> [Challenge]
Which of the lines below contain the string "criteria"? Find each one and copy it.

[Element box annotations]
• • •

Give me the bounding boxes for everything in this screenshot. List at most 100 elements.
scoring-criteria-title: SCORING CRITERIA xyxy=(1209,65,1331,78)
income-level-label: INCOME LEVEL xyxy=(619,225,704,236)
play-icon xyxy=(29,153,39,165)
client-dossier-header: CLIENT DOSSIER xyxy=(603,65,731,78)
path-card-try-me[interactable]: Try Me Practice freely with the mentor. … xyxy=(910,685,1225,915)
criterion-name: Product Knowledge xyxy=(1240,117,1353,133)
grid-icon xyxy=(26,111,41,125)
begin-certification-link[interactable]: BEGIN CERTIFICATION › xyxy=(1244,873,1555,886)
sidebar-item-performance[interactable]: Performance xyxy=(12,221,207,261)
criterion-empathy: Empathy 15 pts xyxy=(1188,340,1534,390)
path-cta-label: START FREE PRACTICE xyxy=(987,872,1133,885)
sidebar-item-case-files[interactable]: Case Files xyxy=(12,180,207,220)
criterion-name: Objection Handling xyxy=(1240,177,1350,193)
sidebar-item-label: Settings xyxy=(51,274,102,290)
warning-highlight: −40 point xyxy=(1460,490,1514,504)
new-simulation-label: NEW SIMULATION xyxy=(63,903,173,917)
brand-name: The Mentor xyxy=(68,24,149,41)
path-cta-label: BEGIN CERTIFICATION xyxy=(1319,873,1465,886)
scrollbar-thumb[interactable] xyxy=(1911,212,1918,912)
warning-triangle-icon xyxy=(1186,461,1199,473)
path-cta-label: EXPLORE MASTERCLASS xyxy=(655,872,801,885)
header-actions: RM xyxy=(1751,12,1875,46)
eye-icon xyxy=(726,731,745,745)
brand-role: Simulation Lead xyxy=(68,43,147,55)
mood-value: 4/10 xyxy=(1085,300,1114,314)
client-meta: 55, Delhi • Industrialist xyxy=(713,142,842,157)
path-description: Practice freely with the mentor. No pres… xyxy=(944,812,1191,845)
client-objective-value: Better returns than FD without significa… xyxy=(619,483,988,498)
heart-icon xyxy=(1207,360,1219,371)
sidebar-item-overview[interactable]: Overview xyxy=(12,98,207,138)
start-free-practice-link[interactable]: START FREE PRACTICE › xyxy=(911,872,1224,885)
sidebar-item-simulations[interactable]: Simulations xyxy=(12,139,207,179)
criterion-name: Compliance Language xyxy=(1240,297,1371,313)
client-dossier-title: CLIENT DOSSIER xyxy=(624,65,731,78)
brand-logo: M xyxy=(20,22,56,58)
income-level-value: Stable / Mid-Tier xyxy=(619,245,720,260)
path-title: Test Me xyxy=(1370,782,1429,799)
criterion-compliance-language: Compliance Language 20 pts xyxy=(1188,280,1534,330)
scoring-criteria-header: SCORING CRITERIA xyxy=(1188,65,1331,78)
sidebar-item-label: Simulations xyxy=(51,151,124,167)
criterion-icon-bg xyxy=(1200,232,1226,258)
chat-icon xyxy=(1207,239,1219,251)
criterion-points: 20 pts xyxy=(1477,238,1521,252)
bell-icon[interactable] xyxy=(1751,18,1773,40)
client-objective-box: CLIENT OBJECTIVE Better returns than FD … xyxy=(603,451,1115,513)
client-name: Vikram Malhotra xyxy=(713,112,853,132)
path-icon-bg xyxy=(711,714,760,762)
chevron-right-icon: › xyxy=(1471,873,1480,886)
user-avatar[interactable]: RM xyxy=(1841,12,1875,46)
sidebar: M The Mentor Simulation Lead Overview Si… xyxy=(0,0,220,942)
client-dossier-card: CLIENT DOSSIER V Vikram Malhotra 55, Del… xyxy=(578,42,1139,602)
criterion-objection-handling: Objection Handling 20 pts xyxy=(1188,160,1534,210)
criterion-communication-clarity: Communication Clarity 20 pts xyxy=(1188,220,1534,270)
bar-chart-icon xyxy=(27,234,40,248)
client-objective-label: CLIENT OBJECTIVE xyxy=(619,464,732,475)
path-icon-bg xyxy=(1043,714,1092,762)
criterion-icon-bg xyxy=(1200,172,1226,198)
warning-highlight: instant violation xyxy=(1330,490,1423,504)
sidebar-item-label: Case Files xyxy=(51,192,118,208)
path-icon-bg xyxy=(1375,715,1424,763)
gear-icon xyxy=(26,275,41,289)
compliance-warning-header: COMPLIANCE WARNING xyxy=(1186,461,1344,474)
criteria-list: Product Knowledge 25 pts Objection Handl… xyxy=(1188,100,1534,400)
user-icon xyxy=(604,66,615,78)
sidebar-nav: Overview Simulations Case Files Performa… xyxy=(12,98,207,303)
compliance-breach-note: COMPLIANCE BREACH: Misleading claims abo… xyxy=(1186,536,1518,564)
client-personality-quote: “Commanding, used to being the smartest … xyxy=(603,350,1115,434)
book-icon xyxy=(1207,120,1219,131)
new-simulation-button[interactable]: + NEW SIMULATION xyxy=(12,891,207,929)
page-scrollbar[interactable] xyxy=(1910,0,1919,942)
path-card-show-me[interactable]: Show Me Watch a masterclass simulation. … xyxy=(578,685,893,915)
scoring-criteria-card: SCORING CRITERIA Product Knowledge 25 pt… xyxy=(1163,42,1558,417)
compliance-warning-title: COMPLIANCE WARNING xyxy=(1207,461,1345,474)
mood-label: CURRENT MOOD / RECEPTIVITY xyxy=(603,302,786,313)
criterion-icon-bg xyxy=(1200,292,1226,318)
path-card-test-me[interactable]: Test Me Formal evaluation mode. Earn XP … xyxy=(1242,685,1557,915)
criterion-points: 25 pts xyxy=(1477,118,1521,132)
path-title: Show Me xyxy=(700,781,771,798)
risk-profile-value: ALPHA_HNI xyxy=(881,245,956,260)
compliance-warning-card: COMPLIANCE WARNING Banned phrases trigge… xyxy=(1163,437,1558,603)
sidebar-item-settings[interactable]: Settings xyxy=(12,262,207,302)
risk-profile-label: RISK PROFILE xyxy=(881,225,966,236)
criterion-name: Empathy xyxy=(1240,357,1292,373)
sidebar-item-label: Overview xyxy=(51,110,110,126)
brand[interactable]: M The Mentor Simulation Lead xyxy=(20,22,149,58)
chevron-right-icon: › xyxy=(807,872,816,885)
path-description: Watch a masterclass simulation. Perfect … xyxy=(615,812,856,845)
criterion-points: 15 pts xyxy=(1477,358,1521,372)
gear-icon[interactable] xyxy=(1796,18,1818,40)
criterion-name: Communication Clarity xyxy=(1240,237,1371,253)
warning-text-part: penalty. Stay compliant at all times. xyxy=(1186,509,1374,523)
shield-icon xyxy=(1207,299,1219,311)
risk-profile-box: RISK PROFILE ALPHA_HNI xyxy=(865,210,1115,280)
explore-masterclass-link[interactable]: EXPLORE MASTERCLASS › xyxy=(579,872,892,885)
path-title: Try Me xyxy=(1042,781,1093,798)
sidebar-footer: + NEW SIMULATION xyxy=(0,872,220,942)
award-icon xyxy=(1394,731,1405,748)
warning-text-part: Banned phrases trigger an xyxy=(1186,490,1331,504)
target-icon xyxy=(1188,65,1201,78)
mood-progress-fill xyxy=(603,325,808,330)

• • •

> [Solution]
scoring-criteria-title: SCORING CRITERIA xyxy=(1209,65,1331,78)
scoring-criteria-header: SCORING CRITERIA xyxy=(1188,65,1331,78)
criteria-list: Product Knowledge 25 pts Objection Handl… xyxy=(1188,100,1534,400)
scoring-criteria-card: SCORING CRITERIA Product Knowledge 25 pt… xyxy=(1163,42,1558,417)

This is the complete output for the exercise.